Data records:

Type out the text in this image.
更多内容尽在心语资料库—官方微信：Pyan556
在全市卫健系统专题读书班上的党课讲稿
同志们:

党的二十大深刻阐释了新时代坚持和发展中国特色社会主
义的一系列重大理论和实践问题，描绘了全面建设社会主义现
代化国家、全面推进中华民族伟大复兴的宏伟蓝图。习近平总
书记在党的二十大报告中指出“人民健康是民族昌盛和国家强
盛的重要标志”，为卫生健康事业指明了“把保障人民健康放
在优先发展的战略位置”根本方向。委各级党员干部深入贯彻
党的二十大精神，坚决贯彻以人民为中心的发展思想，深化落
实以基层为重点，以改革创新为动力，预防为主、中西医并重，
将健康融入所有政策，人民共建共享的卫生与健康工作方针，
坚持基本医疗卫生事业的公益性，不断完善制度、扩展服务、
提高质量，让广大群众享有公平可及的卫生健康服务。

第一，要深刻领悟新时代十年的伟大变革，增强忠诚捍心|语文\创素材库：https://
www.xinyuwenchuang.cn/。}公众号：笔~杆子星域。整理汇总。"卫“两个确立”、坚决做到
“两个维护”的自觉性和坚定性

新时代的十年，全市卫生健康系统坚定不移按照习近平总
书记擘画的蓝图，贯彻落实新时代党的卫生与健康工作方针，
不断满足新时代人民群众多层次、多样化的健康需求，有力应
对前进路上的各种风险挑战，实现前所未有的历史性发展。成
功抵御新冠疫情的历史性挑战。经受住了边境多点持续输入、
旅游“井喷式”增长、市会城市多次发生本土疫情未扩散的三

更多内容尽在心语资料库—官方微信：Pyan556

---

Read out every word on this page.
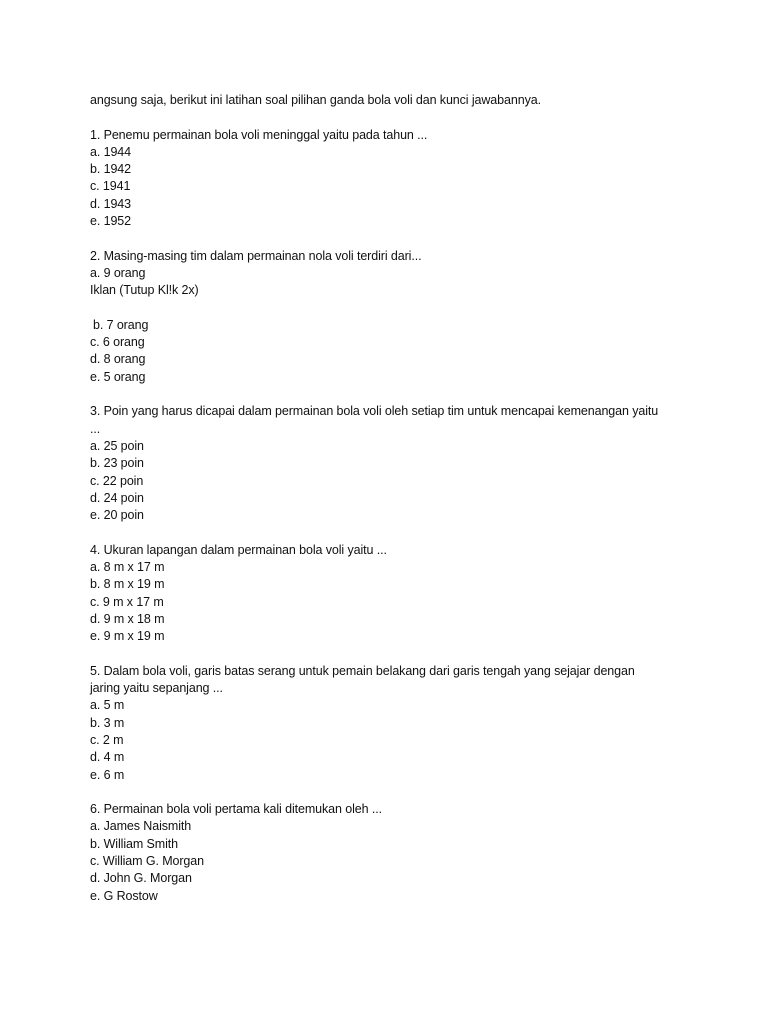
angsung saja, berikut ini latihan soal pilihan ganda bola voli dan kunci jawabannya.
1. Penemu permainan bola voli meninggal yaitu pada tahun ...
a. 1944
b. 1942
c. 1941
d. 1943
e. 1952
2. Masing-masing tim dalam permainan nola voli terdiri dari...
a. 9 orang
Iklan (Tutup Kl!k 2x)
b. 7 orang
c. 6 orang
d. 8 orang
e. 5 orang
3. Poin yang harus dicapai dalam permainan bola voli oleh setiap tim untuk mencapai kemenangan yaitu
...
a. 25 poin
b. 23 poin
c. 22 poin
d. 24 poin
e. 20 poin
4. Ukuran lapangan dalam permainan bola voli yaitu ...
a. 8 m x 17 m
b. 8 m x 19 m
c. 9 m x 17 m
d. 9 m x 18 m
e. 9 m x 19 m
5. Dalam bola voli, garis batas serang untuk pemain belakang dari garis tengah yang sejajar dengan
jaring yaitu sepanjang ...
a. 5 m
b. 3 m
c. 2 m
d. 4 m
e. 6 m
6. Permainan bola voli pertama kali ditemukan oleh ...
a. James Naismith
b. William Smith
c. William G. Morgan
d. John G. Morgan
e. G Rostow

What to produce:
All lines in the data that contain the word "untuk" should be copied.

Response to this exercise:
3. Poin yang harus dicapai dalam permainan bola voli oleh setiap tim untuk mencapai kemenangan yaitu
5. Dalam bola voli, garis batas serang untuk pemain belakang dari garis tengah yang sejajar dengan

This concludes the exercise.